◆ Exercise prompt: Reproduce every entry exactly, without alteration.

◆ Materials provided:
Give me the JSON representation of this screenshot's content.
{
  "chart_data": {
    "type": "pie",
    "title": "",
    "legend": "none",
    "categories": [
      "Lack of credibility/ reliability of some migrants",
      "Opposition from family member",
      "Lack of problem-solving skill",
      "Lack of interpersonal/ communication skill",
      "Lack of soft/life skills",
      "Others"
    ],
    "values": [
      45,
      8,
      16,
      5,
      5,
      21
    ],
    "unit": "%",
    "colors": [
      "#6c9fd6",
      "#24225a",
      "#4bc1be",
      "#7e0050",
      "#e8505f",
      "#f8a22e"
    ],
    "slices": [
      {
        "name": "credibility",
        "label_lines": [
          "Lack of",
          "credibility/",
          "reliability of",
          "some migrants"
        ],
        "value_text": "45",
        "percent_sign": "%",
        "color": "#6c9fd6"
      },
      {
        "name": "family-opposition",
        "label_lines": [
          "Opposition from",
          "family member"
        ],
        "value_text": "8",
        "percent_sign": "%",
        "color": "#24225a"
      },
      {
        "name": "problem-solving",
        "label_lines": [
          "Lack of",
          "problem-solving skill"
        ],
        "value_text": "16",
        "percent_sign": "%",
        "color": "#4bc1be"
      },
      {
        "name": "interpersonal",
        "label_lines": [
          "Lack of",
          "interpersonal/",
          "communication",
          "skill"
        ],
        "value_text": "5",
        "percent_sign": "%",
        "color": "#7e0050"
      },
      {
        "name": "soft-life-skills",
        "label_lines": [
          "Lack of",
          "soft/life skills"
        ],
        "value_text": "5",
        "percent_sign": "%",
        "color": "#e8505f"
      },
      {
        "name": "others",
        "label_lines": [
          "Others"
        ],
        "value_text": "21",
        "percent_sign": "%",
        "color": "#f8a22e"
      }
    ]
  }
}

◆ Task output:
Give me the JSON representation of this screenshot's content.
{
  "chart_data": {
    "type": "pie",
    "title": "",
    "legend": "none",
    "categories": [
      "Lack of credibility/ reliability of some migrants",
      "Opposition from family member",
      "Lack of problem-solving skill",
      "Lack of interpersonal/ communication skill",
      "Lack of soft/life skills",
      "Others"
    ],
    "values": [
      45,
      8,
      16,
      5,
      5,
      21
    ],
    "unit": "%",
    "colors": [
      "#6c9fd6",
      "#24225a",
      "#4bc1be",
      "#7e0050",
      "#e8505f",
      "#f8a22e"
    ],
    "slices": [
      {
        "name": "credibility",
        "label_lines": [
          "Lack of",
          "credibility/",
          "reliability of",
          "some migrants"
        ],
        "value_text": "45",
        "percent_sign": "%",
        "color": "#6c9fd6"
      },
      {
        "name": "family-opposition",
        "label_lines": [
          "Opposition from",
          "family member"
        ],
        "value_text": "8",
        "percent_sign": "%",
        "color": "#24225a"
      },
      {
        "name": "problem-solving",
        "label_lines": [
          "Lack of",
          "problem-solving skill"
        ],
        "value_text": "16",
        "percent_sign": "%",
        "color": "#4bc1be"
      },
      {
        "name": "interpersonal",
        "label_lines": [
          "Lack of",
          "interpersonal/",
          "communication",
          "skill"
        ],
        "value_text": "5",
        "percent_sign": "%",
        "color": "#7e0050"
      },
      {
        "name": "soft-life-skills",
        "label_lines": [
          "Lack of",
          "soft/life skills"
        ],
        "value_text": "5",
        "percent_sign": "%",
        "color": "#e8505f"
      },
      {
        "name": "others",
        "label_lines": [
          "Others"
        ],
        "value_text": "21",
        "percent_sign": "%",
        "color": "#f8a22e"
      }
    ]
  }
}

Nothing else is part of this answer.